* Available records *
* * * * * * * * *

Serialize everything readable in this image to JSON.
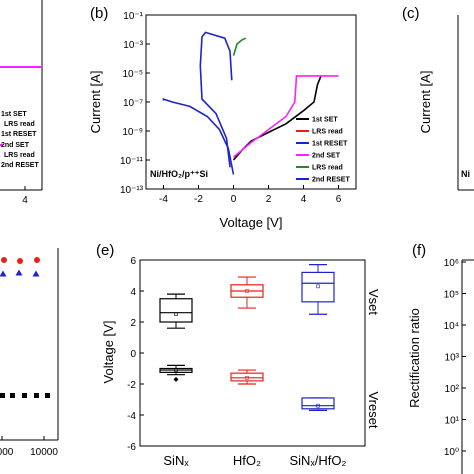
{
  "panels": {
    "a": {
      "legend": [
        "1st SET",
        "LRS read",
        "1st RESET",
        "2nd SET",
        "LRS read",
        "2nd RESET"
      ],
      "x_tick": "4"
    },
    "b": {
      "label": "(b)",
      "inset": "Ni/HfO₂/p⁺⁺Si"
    },
    "c": {
      "label": "(c)",
      "ylabel": "Current [A]",
      "inset": "Ni"
    },
    "d": {
      "x_ticks": [
        "000",
        "10000"
      ]
    },
    "e": {
      "label": "(e)",
      "vset_label": "Vset",
      "vreset_label": "Vreset"
    },
    "f": {
      "label": "(f)",
      "ylabel": "Rectification ratio",
      "y_ticks": [
        "10⁶",
        "10⁵",
        "10⁴",
        "10³",
        "10²",
        "10¹",
        "10⁰"
      ]
    }
  },
  "colors": {
    "black": "#000000",
    "red": "#e8211b",
    "blue": "#1d24c9",
    "magenta": "#ff1fff",
    "green": "#1c8c2a"
  },
  "chart_data": [
    {
      "id": "b",
      "type": "line",
      "xlabel": "Voltage [V]",
      "ylabel": "Current [A]",
      "xlim": [
        -5,
        7
      ],
      "ylim_log10": [
        -13,
        -1
      ],
      "x_ticks": [
        "-4",
        "-2",
        "0",
        "2",
        "4",
        "6"
      ],
      "y_ticks": [
        "10⁻¹",
        "10⁻³",
        "10⁻⁵",
        "10⁻⁷",
        "10⁻⁹",
        "10⁻¹¹",
        "10⁻¹³"
      ],
      "legend": [
        "1st SET",
        "LRS read",
        "1st RESET",
        "2nd SET",
        "LRS read",
        "2nd RESET"
      ],
      "series": [
        {
          "name": "1st SET",
          "color": "black",
          "points": [
            [
              0,
              -11
            ],
            [
              0.5,
              -10.3
            ],
            [
              1,
              -9.7
            ],
            [
              2,
              -9.1
            ],
            [
              3,
              -8.5
            ],
            [
              4,
              -7.6
            ],
            [
              4.6,
              -7.0
            ],
            [
              4.8,
              -5.8
            ],
            [
              5,
              -5.2
            ]
          ]
        },
        {
          "name": "1st RESET",
          "color": "blue",
          "points": [
            [
              0,
              -12
            ],
            [
              -0.3,
              -10.2
            ],
            [
              -0.8,
              -8.9
            ],
            [
              -1.5,
              -8.0
            ],
            [
              -2.5,
              -7.3
            ],
            [
              -3.5,
              -7.0
            ],
            [
              -4,
              -6.8
            ],
            [
              -4,
              -6.9
            ]
          ]
        },
        {
          "name": "2nd SET",
          "color": "magenta",
          "points": [
            [
              0,
              -10.8
            ],
            [
              1,
              -9.8
            ],
            [
              2,
              -8.9
            ],
            [
              3,
              -8.0
            ],
            [
              3.5,
              -7.0
            ],
            [
              3.6,
              -5.2
            ],
            [
              6,
              -5.2
            ]
          ]
        },
        {
          "name": "LRS read",
          "color": "green",
          "points": [
            [
              0,
              -3.8
            ],
            [
              0.2,
              -3.0
            ],
            [
              0.5,
              -2.7
            ],
            [
              0.7,
              -2.6
            ]
          ]
        },
        {
          "name": "2nd RESET",
          "color": "blue",
          "points": [
            [
              -0.2,
              -11.5
            ],
            [
              -0.4,
              -9.5
            ],
            [
              -1.0,
              -7.8
            ],
            [
              -1.8,
              -6.8
            ],
            [
              -1.9,
              -4.5
            ],
            [
              -1.8,
              -2.5
            ],
            [
              -1.6,
              -2.2
            ],
            [
              -0.5,
              -2.6
            ],
            [
              -0.2,
              -3.5
            ],
            [
              -0.1,
              -5.5
            ]
          ]
        }
      ]
    },
    {
      "id": "e",
      "type": "box",
      "ylabel": "Voltage [V]",
      "ylim": [
        -6,
        6
      ],
      "y_ticks": [
        "6",
        "4",
        "2",
        "0",
        "-2",
        "-4",
        "-6"
      ],
      "categories": [
        "SiNₓ",
        "HfO₂",
        "SiNₓ/HfO₂"
      ],
      "boxes": [
        {
          "category": 0,
          "kind": "Vset",
          "color": "black",
          "min": 1.6,
          "q1": 2.0,
          "median": 2.6,
          "q3": 3.5,
          "max": 3.8,
          "mean": 2.5
        },
        {
          "category": 0,
          "kind": "Vreset",
          "color": "black",
          "min": -1.4,
          "q1": -1.25,
          "median": -1.1,
          "q3": -1.0,
          "max": -0.8,
          "mean": -1.1,
          "outlier": -1.7
        },
        {
          "category": 1,
          "kind": "Vset",
          "color": "red",
          "min": 2.9,
          "q1": 3.6,
          "median": 4.0,
          "q3": 4.4,
          "max": 4.9,
          "mean": 4.0
        },
        {
          "category": 1,
          "kind": "Vreset",
          "color": "red",
          "min": -2.0,
          "q1": -1.8,
          "median": -1.6,
          "q3": -1.3,
          "max": -1.1,
          "mean": -1.6
        },
        {
          "category": 2,
          "kind": "Vset",
          "color": "blue",
          "min": 2.5,
          "q1": 3.3,
          "median": 4.5,
          "q3": 5.2,
          "max": 5.7,
          "mean": 4.3
        },
        {
          "category": 2,
          "kind": "Vreset",
          "color": "blue",
          "min": -3.7,
          "q1": -3.6,
          "median": -3.4,
          "q3": -2.9,
          "max": -2.9,
          "mean": -3.4
        }
      ]
    }
  ]
}
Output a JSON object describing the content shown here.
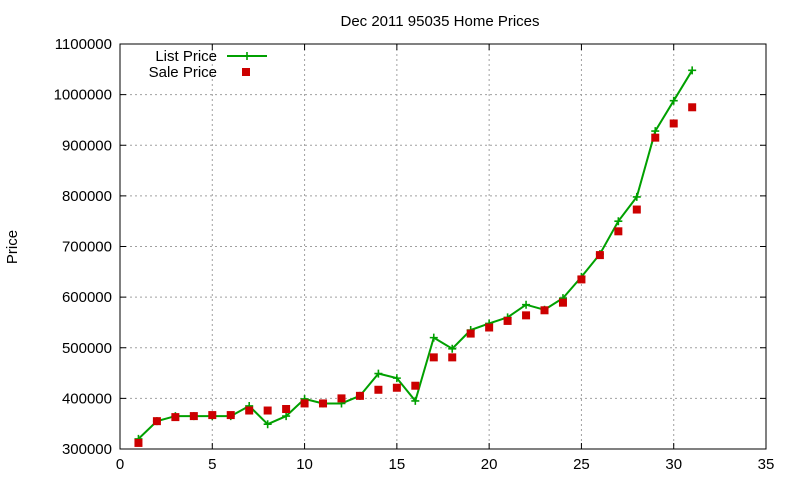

* * * * * * * * *

* Task to carry out *
Return nothing except the number of lines that include the string "JSON".

* Final answer *
2